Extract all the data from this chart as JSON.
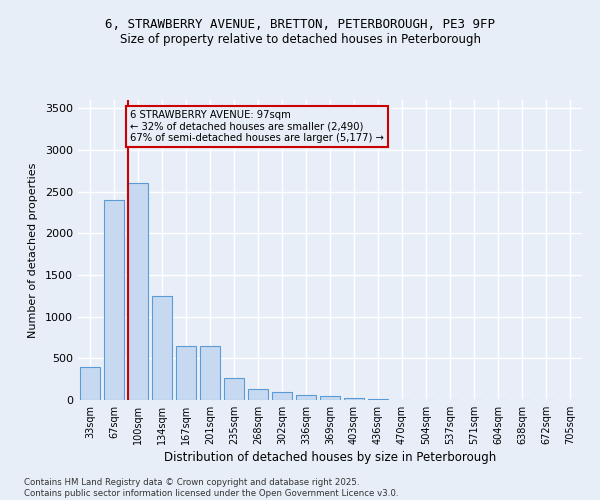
{
  "title1": "6, STRAWBERRY AVENUE, BRETTON, PETERBOROUGH, PE3 9FP",
  "title2": "Size of property relative to detached houses in Peterborough",
  "xlabel": "Distribution of detached houses by size in Peterborough",
  "ylabel": "Number of detached properties",
  "categories": [
    "33sqm",
    "67sqm",
    "100sqm",
    "134sqm",
    "167sqm",
    "201sqm",
    "235sqm",
    "268sqm",
    "302sqm",
    "336sqm",
    "369sqm",
    "403sqm",
    "436sqm",
    "470sqm",
    "504sqm",
    "537sqm",
    "571sqm",
    "604sqm",
    "638sqm",
    "672sqm",
    "705sqm"
  ],
  "values": [
    400,
    2400,
    2600,
    1250,
    650,
    650,
    260,
    130,
    100,
    65,
    50,
    28,
    10,
    6,
    3,
    2,
    1,
    1,
    0,
    0,
    0
  ],
  "bar_color": "#c6d9f0",
  "bar_edge_color": "#5b9bd5",
  "vline_color": "#cc0000",
  "annotation_text": "6 STRAWBERRY AVENUE: 97sqm\n← 32% of detached houses are smaller (2,490)\n67% of semi-detached houses are larger (5,177) →",
  "annotation_box_color": "#cc0000",
  "ylim": [
    0,
    3600
  ],
  "yticks": [
    0,
    500,
    1000,
    1500,
    2000,
    2500,
    3000,
    3500
  ],
  "footer1": "Contains HM Land Registry data © Crown copyright and database right 2025.",
  "footer2": "Contains public sector information licensed under the Open Government Licence v3.0.",
  "bg_color": "#e8eef8",
  "grid_color": "#ffffff"
}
--------------------------------------------------
**DIRECTIONS**
Give back each entry exactly as it appears, with no pictures.

**ANSWER FOR THE TASK**
Extract all the data from this chart as JSON.
{
  "title1": "6, STRAWBERRY AVENUE, BRETTON, PETERBOROUGH, PE3 9FP",
  "title2": "Size of property relative to detached houses in Peterborough",
  "xlabel": "Distribution of detached houses by size in Peterborough",
  "ylabel": "Number of detached properties",
  "categories": [
    "33sqm",
    "67sqm",
    "100sqm",
    "134sqm",
    "167sqm",
    "201sqm",
    "235sqm",
    "268sqm",
    "302sqm",
    "336sqm",
    "369sqm",
    "403sqm",
    "436sqm",
    "470sqm",
    "504sqm",
    "537sqm",
    "571sqm",
    "604sqm",
    "638sqm",
    "672sqm",
    "705sqm"
  ],
  "values": [
    400,
    2400,
    2600,
    1250,
    650,
    650,
    260,
    130,
    100,
    65,
    50,
    28,
    10,
    6,
    3,
    2,
    1,
    1,
    0,
    0,
    0
  ],
  "bar_color": "#c6d9f0",
  "bar_edge_color": "#5b9bd5",
  "vline_color": "#cc0000",
  "annotation_text": "6 STRAWBERRY AVENUE: 97sqm\n← 32% of detached houses are smaller (2,490)\n67% of semi-detached houses are larger (5,177) →",
  "annotation_box_color": "#cc0000",
  "ylim": [
    0,
    3600
  ],
  "yticks": [
    0,
    500,
    1000,
    1500,
    2000,
    2500,
    3000,
    3500
  ],
  "footer1": "Contains HM Land Registry data © Crown copyright and database right 2025.",
  "footer2": "Contains public sector information licensed under the Open Government Licence v3.0.",
  "bg_color": "#e8eef8",
  "grid_color": "#ffffff"
}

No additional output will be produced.